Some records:
:::::

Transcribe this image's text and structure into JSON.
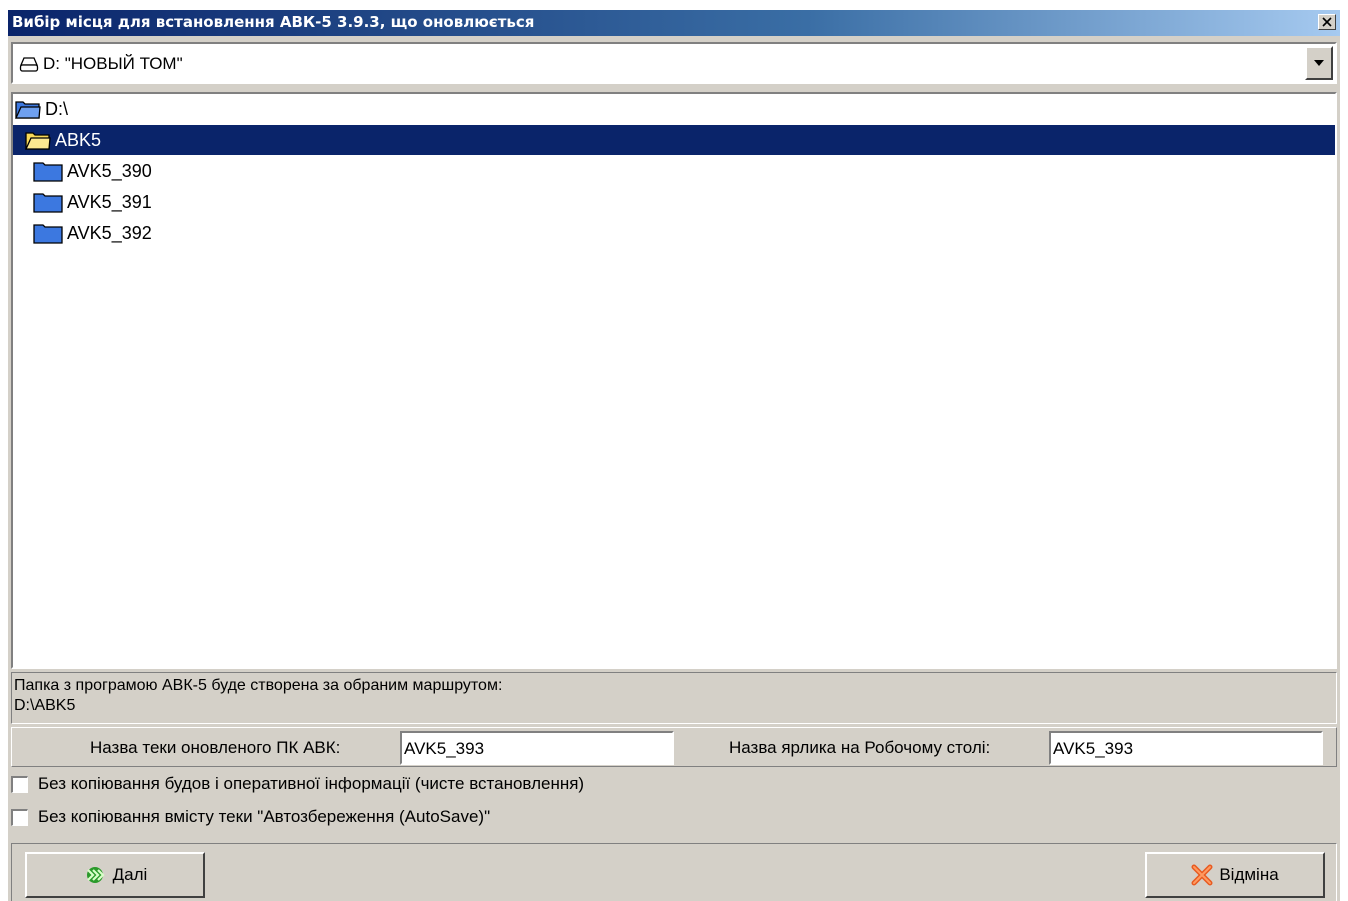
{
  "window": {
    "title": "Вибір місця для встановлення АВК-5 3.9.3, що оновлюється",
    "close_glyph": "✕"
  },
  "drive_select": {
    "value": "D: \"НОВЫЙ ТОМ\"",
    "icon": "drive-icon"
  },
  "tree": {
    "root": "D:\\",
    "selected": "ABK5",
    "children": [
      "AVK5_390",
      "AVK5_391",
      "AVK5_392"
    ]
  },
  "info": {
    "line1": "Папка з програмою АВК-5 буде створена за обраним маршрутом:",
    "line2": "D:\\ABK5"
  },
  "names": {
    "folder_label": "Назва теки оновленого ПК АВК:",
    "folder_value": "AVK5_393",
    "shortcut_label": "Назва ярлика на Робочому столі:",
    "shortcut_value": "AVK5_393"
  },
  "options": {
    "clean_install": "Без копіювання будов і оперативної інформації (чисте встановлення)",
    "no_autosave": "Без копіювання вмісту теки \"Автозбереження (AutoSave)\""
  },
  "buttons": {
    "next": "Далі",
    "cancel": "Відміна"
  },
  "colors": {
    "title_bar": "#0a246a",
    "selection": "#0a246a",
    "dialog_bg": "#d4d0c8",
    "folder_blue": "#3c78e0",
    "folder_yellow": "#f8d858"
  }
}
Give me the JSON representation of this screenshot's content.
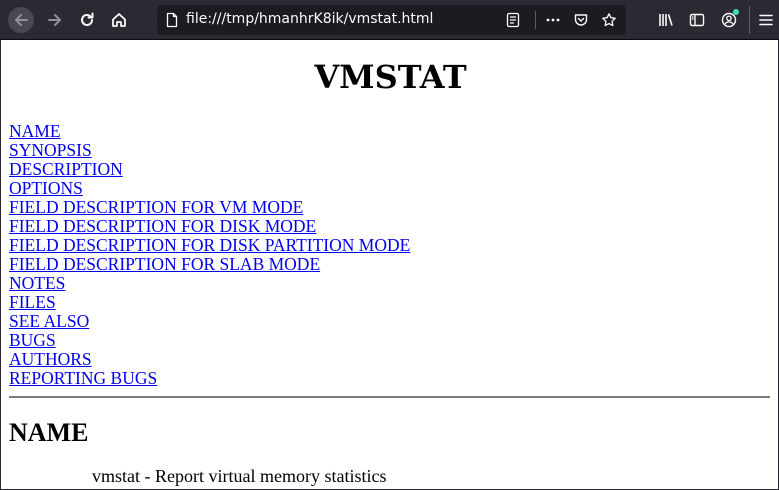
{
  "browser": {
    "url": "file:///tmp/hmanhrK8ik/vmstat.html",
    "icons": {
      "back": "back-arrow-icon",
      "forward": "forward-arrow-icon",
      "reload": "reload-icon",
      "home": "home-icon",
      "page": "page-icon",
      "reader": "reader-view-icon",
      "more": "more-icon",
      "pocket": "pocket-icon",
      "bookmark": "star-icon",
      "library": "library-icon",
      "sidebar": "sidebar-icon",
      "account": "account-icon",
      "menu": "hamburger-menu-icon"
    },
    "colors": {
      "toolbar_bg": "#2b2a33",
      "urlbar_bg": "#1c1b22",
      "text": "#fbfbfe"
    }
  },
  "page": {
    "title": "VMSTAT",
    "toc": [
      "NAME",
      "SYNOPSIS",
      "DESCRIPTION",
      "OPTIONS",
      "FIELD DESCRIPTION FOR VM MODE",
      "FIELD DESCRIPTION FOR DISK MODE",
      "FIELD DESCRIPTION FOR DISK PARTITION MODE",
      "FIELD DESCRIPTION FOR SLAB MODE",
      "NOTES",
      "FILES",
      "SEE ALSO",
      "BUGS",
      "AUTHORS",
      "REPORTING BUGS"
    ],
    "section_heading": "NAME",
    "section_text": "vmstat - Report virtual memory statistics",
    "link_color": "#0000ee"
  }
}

:::::

Leave out the pictures and give the rest of the records again exactly.

Transcribe this image's text and structure into JSON.
{
  "window": {
    "title": "Вибір місця для встановлення АВК-5 3.9.3, що оновлюється",
    "close_glyph": "✕"
  },
  "drive_select": {
    "value": "D: \"НОВЫЙ ТОМ\"",
    "icon": "drive-icon"
  },
  "tree": {
    "root": "D:\\",
    "selected": "ABK5",
    "children": [
      "AVK5_390",
      "AVK5_391",
      "AVK5_392"
    ]
  },
  "info": {
    "line1": "Папка з програмою АВК-5 буде створена за обраним маршрутом:",
    "line2": "D:\\ABK5"
  },
  "names": {
    "folder_label": "Назва теки оновленого ПК АВК:",
    "folder_value": "AVK5_393",
    "shortcut_label": "Назва ярлика на Робочому столі:",
    "shortcut_value": "AVK5_393"
  },
  "options": {
    "clean_install": "Без копіювання будов і оперативної інформації (чисте встановлення)",
    "no_autosave": "Без копіювання вмісту теки \"Автозбереження (AutoSave)\""
  },
  "buttons": {
    "next": "Далі",
    "cancel": "Відміна"
  },
  "colors": {
    "title_bar": "#0a246a",
    "selection": "#0a246a",
    "dialog_bg": "#d4d0c8",
    "folder_blue": "#3c78e0",
    "folder_yellow": "#f8d858"
  }
}
Give me the JSON representation of this screenshot's content.
{
  "browser": {
    "url": "file:///tmp/hmanhrK8ik/vmstat.html",
    "icons": {
      "back": "back-arrow-icon",
      "forward": "forward-arrow-icon",
      "reload": "reload-icon",
      "home": "home-icon",
      "page": "page-icon",
      "reader": "reader-view-icon",
      "more": "more-icon",
      "pocket": "pocket-icon",
      "bookmark": "star-icon",
      "library": "library-icon",
      "sidebar": "sidebar-icon",
      "account": "account-icon",
      "menu": "hamburger-menu-icon"
    },
    "colors": {
      "toolbar_bg": "#2b2a33",
      "urlbar_bg": "#1c1b22",
      "text": "#fbfbfe"
    }
  },
  "page": {
    "title": "VMSTAT",
    "toc": [
      "NAME",
      "SYNOPSIS",
      "DESCRIPTION",
      "OPTIONS",
      "FIELD DESCRIPTION FOR VM MODE",
      "FIELD DESCRIPTION FOR DISK MODE",
      "FIELD DESCRIPTION FOR DISK PARTITION MODE",
      "FIELD DESCRIPTION FOR SLAB MODE",
      "NOTES",
      "FILES",
      "SEE ALSO",
      "BUGS",
      "AUTHORS",
      "REPORTING BUGS"
    ],
    "section_heading": "NAME",
    "section_text": "vmstat - Report virtual memory statistics",
    "link_color": "#0000ee"
  }
}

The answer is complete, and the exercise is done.